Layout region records

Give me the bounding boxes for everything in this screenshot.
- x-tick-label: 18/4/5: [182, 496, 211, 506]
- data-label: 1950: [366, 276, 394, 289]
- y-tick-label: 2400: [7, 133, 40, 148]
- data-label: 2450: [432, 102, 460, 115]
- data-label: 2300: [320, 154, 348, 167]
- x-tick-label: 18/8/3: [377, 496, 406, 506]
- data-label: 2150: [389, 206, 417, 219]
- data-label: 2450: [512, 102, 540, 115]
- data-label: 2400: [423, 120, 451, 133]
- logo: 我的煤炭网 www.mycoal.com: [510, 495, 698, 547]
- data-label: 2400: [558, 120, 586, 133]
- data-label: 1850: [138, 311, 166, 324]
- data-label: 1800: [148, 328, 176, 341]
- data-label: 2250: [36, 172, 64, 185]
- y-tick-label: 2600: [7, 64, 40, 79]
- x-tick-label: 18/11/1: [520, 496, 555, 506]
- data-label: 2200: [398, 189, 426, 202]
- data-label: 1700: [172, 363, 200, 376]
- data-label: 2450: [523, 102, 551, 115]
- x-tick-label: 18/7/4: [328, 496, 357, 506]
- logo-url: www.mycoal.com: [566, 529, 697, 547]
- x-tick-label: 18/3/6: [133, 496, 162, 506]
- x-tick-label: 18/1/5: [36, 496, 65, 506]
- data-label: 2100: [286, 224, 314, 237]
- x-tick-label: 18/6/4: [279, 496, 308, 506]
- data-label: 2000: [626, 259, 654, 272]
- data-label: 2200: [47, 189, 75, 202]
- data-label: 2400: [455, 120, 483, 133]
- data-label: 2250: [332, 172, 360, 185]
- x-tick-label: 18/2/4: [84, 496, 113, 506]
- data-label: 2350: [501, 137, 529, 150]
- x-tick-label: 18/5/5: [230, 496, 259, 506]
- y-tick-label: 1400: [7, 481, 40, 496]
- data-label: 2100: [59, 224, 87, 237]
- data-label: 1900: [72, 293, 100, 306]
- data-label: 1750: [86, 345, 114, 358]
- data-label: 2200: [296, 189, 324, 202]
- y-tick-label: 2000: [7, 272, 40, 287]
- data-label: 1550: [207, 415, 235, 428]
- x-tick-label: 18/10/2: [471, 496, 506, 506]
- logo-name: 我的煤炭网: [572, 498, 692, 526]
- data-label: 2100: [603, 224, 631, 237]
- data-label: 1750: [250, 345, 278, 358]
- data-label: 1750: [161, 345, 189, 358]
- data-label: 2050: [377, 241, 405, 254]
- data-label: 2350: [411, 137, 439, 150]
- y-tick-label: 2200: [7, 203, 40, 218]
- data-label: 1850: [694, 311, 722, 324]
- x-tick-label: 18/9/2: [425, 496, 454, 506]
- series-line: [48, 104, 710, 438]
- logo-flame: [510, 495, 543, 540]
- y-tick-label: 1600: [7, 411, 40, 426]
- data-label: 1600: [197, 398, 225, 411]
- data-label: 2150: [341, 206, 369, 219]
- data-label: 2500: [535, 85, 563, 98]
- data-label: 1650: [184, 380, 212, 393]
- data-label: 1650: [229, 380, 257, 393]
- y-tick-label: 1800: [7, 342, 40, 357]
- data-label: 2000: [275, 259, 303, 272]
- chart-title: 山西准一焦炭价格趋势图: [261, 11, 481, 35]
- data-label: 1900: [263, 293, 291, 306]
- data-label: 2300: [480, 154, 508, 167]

Given instruction | Could you put every item above into a Markdown table with the columns Row and Line, one numbered row per line, leaving out blank lines?

Result below |
| Row | Line |
|---|---|
| 1 | Give me the bounding boxes for everything in this screenshot. |
| 2 | - x-tick-label: 18/4/5: [182, 496, 211, 506] |
| 3 | - data-label: 1950: [366, 276, 394, 289] |
| 4 | - y-tick-label: 2400: [7, 133, 40, 148] |
| 5 | - data-label: 2450: [432, 102, 460, 115] |
| 6 | - data-label: 2300: [320, 154, 348, 167] |
| 7 | - x-tick-label: 18/8/3: [377, 496, 406, 506] |
| 8 | - data-label: 2150: [389, 206, 417, 219] |
| 9 | - data-label: 2450: [512, 102, 540, 115] |
| 10 | - data-label: 2400: [423, 120, 451, 133] |
| 11 | - logo: 我的煤炭网 www.mycoal.com: [510, 495, 698, 547] |
| 12 | - data-label: 2400: [558, 120, 586, 133] |
| 13 | - data-label: 1850: [138, 311, 166, 324] |
| 14 | - data-label: 1800: [148, 328, 176, 341] |
| 15 | - data-label: 2250: [36, 172, 64, 185] |
| 16 | - y-tick-label: 2600: [7, 64, 40, 79] |
| 17 | - x-tick-label: 18/11/1: [520, 496, 555, 506] |
| 18 | - data-label: 2200: [398, 189, 426, 202] |
| 19 | - data-label: 1700: [172, 363, 200, 376] |
| 20 | - data-label: 2450: [523, 102, 551, 115] |
| 21 | - x-tick-label: 18/7/4: [328, 496, 357, 506] |
| 22 | - logo-url: www.mycoal.com: [566, 529, 697, 547] |
| 23 | - x-tick-label: 18/3/6: [133, 496, 162, 506] |
| 24 | - x-tick-label: 18/1/5: [36, 496, 65, 506] |
| 25 | - data-label: 2100: [286, 224, 314, 237] |
| 26 | - x-tick-label: 18/6/4: [279, 496, 308, 506] |
| 27 | - data-label: 2000: [626, 259, 654, 272] |
| 28 | - data-label: 2200: [47, 189, 75, 202] |
| 29 | - data-label: 2400: [455, 120, 483, 133] |
| 30 | - data-label: 2250: [332, 172, 360, 185] |
| 31 | - x-tick-label: 18/2/4: [84, 496, 113, 506] |
| 32 | - data-label: 2350: [501, 137, 529, 150] |
| 33 | - x-tick-label: 18/5/5: [230, 496, 259, 506] |
| 34 | - y-tick-label: 1400: [7, 481, 40, 496] |
| 35 | - data-label: 2100: [59, 224, 87, 237] |
| 36 | - data-label: 1900: [72, 293, 100, 306] |
| 37 | - data-label: 1750: [86, 345, 114, 358] |
| 38 | - data-label: 2200: [296, 189, 324, 202] |
| 39 | - y-tick-label: 2000: [7, 272, 40, 287] |
| 40 | - data-label: 1550: [207, 415, 235, 428] |
| 41 | - x-tick-label: 18/10/2: [471, 496, 506, 506] |
| 42 | - logo-name: 我的煤炭网: [572, 498, 692, 526] |
| 43 | - data-label: 2100: [603, 224, 631, 237] |
| 44 | - data-label: 1750: [250, 345, 278, 358] |
| 45 | - data-label: 1750: [161, 345, 189, 358] |
| 46 | - data-label: 2050: [377, 241, 405, 254] |
| 47 | - data-label: 2350: [411, 137, 439, 150] |
| 48 | - y-tick-label: 2200: [7, 203, 40, 218] |
| 49 | - data-label: 1850: [694, 311, 722, 324] |
| 50 | - x-tick-label: 18/9/2: [425, 496, 454, 506] |
| 51 | - series-line: [48, 104, 710, 438] |
| 52 | - logo-flame: [510, 495, 543, 540] |
| 53 | - y-tick-label: 1600: [7, 411, 40, 426] |
| 54 | - data-label: 1600: [197, 398, 225, 411] |
| 55 | - data-label: 2150: [341, 206, 369, 219] |
| 56 | - data-label: 2500: [535, 85, 563, 98] |
| 57 | - data-label: 1650: [184, 380, 212, 393] |
| 58 | - data-label: 1650: [229, 380, 257, 393] |
| 59 | - y-tick-label: 1800: [7, 342, 40, 357] |
| 60 | - data-label: 2000: [275, 259, 303, 272] |
| 61 | - chart-title: 山西准一焦炭价格趋势图: [261, 11, 481, 35] |
| 62 | - data-label: 1900: [263, 293, 291, 306] |
| 63 | - data-label: 2300: [480, 154, 508, 167] |